───── Dataset content

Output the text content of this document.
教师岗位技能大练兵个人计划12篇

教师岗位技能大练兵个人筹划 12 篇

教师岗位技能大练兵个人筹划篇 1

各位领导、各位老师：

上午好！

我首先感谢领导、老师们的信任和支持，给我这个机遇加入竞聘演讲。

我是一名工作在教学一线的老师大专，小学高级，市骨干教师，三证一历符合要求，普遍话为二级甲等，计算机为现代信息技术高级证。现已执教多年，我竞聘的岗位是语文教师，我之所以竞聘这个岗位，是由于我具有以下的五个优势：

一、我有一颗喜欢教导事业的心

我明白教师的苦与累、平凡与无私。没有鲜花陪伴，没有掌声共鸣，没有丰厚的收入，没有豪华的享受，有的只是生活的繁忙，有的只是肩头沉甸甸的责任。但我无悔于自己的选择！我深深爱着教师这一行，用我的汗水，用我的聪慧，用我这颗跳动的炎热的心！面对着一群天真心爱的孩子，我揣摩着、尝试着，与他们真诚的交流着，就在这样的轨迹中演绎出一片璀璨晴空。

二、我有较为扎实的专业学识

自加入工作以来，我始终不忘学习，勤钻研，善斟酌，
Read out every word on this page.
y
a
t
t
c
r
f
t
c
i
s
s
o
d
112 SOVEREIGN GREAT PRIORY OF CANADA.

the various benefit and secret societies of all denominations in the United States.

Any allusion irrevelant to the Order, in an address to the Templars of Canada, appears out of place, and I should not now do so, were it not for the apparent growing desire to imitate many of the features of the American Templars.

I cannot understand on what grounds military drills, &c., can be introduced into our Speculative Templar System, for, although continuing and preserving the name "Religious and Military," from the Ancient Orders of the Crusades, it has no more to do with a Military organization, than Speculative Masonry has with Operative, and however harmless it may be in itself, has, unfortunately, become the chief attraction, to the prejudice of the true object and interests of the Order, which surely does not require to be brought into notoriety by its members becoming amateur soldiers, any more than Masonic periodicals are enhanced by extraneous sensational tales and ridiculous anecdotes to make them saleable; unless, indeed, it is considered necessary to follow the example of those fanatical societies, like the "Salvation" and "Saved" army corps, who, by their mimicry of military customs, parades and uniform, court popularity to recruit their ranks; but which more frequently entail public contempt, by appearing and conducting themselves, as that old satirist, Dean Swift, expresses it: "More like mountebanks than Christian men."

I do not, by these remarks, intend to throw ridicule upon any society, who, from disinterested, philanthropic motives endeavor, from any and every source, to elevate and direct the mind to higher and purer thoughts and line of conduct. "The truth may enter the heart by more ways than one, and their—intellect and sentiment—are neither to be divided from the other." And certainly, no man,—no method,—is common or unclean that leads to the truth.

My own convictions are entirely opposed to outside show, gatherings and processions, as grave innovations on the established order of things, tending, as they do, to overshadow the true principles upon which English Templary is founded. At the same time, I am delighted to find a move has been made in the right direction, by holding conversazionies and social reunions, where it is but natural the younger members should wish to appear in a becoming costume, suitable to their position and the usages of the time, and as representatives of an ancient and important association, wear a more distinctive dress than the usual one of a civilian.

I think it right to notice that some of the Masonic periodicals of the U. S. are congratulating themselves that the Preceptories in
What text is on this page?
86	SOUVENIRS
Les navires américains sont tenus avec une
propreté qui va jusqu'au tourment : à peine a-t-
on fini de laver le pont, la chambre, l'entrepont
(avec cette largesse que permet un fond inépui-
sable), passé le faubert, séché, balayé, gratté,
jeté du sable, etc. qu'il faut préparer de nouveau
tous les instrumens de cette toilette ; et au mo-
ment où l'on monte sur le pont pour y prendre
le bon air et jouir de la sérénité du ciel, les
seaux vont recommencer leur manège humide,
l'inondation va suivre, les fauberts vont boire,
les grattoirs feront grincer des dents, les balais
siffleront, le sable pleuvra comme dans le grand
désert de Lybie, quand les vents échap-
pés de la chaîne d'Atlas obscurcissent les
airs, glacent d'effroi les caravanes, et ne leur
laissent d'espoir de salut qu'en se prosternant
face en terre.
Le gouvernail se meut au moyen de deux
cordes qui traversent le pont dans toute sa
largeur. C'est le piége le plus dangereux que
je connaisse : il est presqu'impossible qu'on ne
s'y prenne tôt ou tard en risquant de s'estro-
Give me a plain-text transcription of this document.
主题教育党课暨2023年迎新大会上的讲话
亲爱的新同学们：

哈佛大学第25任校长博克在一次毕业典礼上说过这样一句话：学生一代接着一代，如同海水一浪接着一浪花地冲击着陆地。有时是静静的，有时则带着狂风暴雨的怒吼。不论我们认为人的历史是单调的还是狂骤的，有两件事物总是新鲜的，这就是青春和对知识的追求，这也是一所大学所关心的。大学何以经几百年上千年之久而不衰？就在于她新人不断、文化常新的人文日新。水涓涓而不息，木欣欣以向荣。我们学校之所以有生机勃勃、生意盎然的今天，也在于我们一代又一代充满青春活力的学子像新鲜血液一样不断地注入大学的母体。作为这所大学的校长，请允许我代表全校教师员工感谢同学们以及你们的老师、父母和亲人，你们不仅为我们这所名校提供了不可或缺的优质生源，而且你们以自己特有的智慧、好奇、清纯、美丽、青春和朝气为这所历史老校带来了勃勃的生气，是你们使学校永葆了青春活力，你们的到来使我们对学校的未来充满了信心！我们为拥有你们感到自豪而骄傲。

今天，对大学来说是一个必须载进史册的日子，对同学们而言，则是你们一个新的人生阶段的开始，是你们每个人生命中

──────────

Task goal. Provide an exact reproduction of all the entries shown above.

Complete output.
Output the text content of this document.
教师岗位技能大练兵个人计划12篇

教师岗位技能大练兵个人筹划 12 篇

教师岗位技能大练兵个人筹划篇 1

各位领导、各位老师：

上午好！

我首先感谢领导、老师们的信任和支持，给我这个机遇加入竞聘演讲。

我是一名工作在教学一线的老师大专，小学高级，市骨干教师，三证一历符合要求，普遍话为二级甲等，计算机为现代信息技术高级证。现已执教多年，我竞聘的岗位是语文教师，我之所以竞聘这个岗位，是由于我具有以下的五个优势：

一、我有一颗喜欢教导事业的心

我明白教师的苦与累、平凡与无私。没有鲜花陪伴，没有掌声共鸣，没有丰厚的收入，没有豪华的享受，有的只是生活的繁忙，有的只是肩头沉甸甸的责任。但我无悔于自己的选择！我深深爱着教师这一行，用我的汗水，用我的聪慧，用我这颗跳动的炎热的心！面对着一群天真心爱的孩子，我揣摩着、尝试着，与他们真诚的交流着，就在这样的轨迹中演绎出一片璀璨晴空。

二、我有较为扎实的专业学识

自加入工作以来，我始终不忘学习，勤钻研，善斟酌，
Read out every word on this page.
y
a
t
t
c
r
f
t
c
i
s
s
o
d
112 SOVEREIGN GREAT PRIORY OF CANADA.

the various benefit and secret societies of all denominations in the United States.

Any allusion irrevelant to the Order, in an address to the Templars of Canada, appears out of place, and I should not now do so, were it not for the apparent growing desire to imitate many of the features of the American Templars.

I cannot understand on what grounds military drills, &c., can be introduced into our Speculative Templar System, for, although continuing and preserving the name "Religious and Military," from the Ancient Orders of the Crusades, it has no more to do with a Military organization, than Speculative Masonry has with Operative, and however harmless it may be in itself, has, unfortunately, become the chief attraction, to the prejudice of the true object and interests of the Order, which surely does not require to be brought into notoriety by its members becoming amateur soldiers, any more than Masonic periodicals are enhanced by extraneous sensational tales and ridiculous anecdotes to make them saleable; unless, indeed, it is considered necessary to follow the example of those fanatical societies, like the "Salvation" and "Saved" army corps, who, by their mimicry of military customs, parades and uniform, court popularity to recruit their ranks; but which more frequently entail public contempt, by appearing and conducting themselves, as that old satirist, Dean Swift, expresses it: "More like mountebanks than Christian men."

I do not, by these remarks, intend to throw ridicule upon any society, who, from disinterested, philanthropic motives endeavor, from any and every source, to elevate and direct the mind to higher and purer thoughts and line of conduct. "The truth may enter the heart by more ways than one, and their—intellect and sentiment—are neither to be divided from the other." And certainly, no man,—no method,—is common or unclean that leads to the truth.

My own convictions are entirely opposed to outside show, gatherings and processions, as grave innovations on the established order of things, tending, as they do, to overshadow the true principles upon which English Templary is founded. At the same time, I am delighted to find a move has been made in the right direction, by holding conversazionies and social reunions, where it is but natural the younger members should wish to appear in a becoming costume, suitable to their position and the usages of the time, and as representatives of an ancient and important association, wear a more distinctive dress than the usual one of a civilian.

I think it right to notice that some of the Masonic periodicals of the U. S. are congratulating themselves that the Preceptories in
What text is on this page?
86	SOUVENIRS
Les navires américains sont tenus avec une
propreté qui va jusqu'au tourment : à peine a-t-
on fini de laver le pont, la chambre, l'entrepont
(avec cette largesse que permet un fond inépui-
sable), passé le faubert, séché, balayé, gratté,
jeté du sable, etc. qu'il faut préparer de nouveau
tous les instrumens de cette toilette ; et au mo-
ment où l'on monte sur le pont pour y prendre
le bon air et jouir de la sérénité du ciel, les
seaux vont recommencer leur manège humide,
l'inondation va suivre, les fauberts vont boire,
les grattoirs feront grincer des dents, les balais
siffleront, le sable pleuvra comme dans le grand
désert de Lybie, quand les vents échap-
pés de la chaîne d'Atlas obscurcissent les
airs, glacent d'effroi les caravanes, et ne leur
laissent d'espoir de salut qu'en se prosternant
face en terre.
Le gouvernail se meut au moyen de deux
cordes qui traversent le pont dans toute sa
largeur. C'est le piége le plus dangereux que
je connaisse : il est presqu'impossible qu'on ne
s'y prenne tôt ou tard en risquant de s'estro-
Give me a plain-text transcription of this document.
主题教育党课暨2023年迎新大会上的讲话
亲爱的新同学们：

哈佛大学第25任校长博克在一次毕业典礼上说过这样一句话：学生一代接着一代，如同海水一浪接着一浪花地冲击着陆地。有时是静静的，有时则带着狂风暴雨的怒吼。不论我们认为人的历史是单调的还是狂骤的，有两件事物总是新鲜的，这就是青春和对知识的追求，这也是一所大学所关心的。大学何以经几百年上千年之久而不衰？就在于她新人不断、文化常新的人文日新。水涓涓而不息，木欣欣以向荣。我们学校之所以有生机勃勃、生意盎然的今天，也在于我们一代又一代充满青春活力的学子像新鲜血液一样不断地注入大学的母体。作为这所大学的校长，请允许我代表全校教师员工感谢同学们以及你们的老师、父母和亲人，你们不仅为我们这所名校提供了不可或缺的优质生源，而且你们以自己特有的智慧、好奇、清纯、美丽、青春和朝气为这所历史老校带来了勃勃的生气，是你们使学校永葆了青春活力，你们的到来使我们对学校的未来充满了信心！我们为拥有你们感到自豪而骄傲。

今天，对大学来说是一个必须载进史册的日子，对同学们而言，则是你们一个新的人生阶段的开始，是你们每个人生命中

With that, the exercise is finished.